WRITTEN REQUEST: Without including the pictures, copy out every line below.

DATASET:
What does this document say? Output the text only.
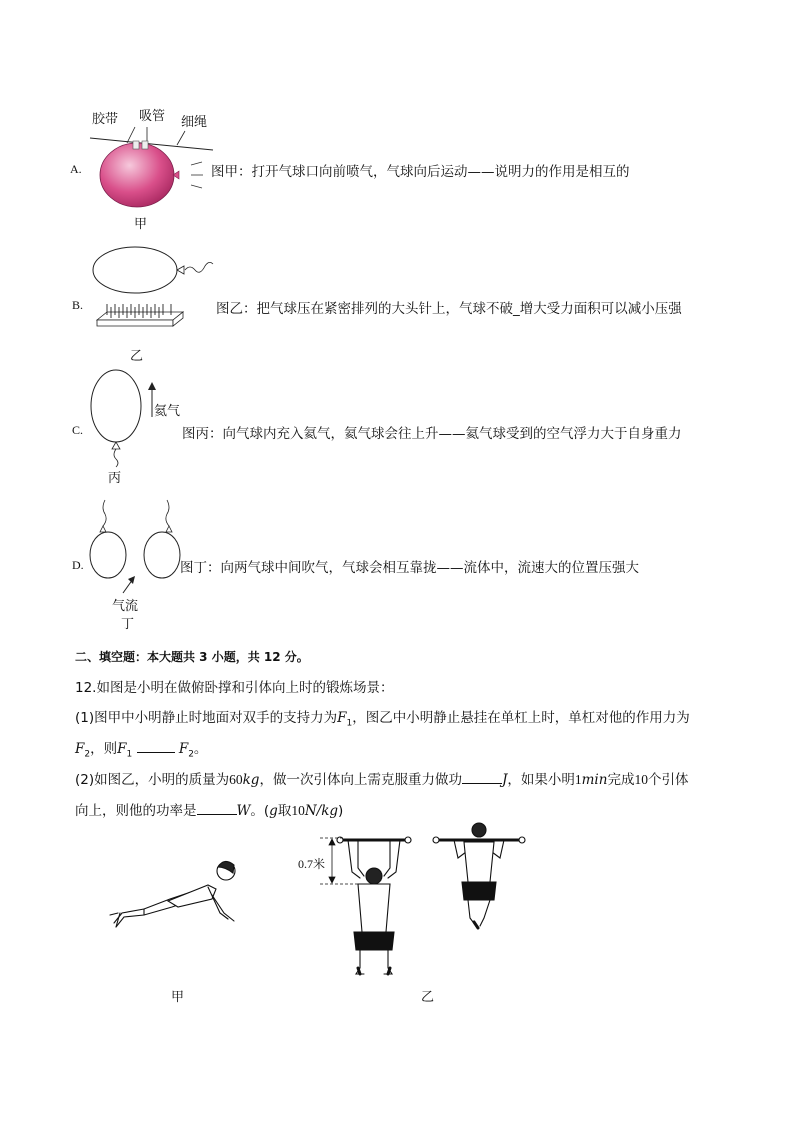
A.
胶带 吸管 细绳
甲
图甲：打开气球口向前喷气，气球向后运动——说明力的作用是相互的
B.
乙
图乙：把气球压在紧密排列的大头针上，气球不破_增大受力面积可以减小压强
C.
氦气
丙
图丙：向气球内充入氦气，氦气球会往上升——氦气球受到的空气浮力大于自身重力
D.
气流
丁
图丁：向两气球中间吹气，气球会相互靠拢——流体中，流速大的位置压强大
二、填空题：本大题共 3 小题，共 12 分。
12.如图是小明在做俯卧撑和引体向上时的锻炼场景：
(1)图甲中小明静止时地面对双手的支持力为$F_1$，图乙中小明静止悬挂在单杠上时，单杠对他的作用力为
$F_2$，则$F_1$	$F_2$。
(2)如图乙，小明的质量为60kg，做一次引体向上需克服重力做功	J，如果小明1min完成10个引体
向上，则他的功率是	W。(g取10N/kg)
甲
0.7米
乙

ANSWER:
What does this document say? Output the text only.
A.
胶带 吸管 细绳
甲
图甲：打开气球口向前喷气，气球向后运动——说明力的作用是相互的
B.
乙
图乙：把气球压在紧密排列的大头针上，气球不破_增大受力面积可以减小压强
C.
氦气
丙
图丙：向气球内充入氦气，氦气球会往上升——氦气球受到的空气浮力大于自身重力
D.
气流
丁
图丁：向两气球中间吹气，气球会相互靠拢——流体中，流速大的位置压强大
二、填空题：本大题共 3 小题，共 12 分。
12.如图是小明在做俯卧撑和引体向上时的锻炼场景：
(1)图甲中小明静止时地面对双手的支持力为$F_1$，图乙中小明静止悬挂在单杠上时，单杠对他的作用力为
$F_2$，则$F_1$	$F_2$。
(2)如图乙，小明的质量为60kg，做一次引体向上需克服重力做功	J，如果小明1min完成10个引体
向上，则他的功率是	W。(g取10N/kg)
甲
0.7米
乙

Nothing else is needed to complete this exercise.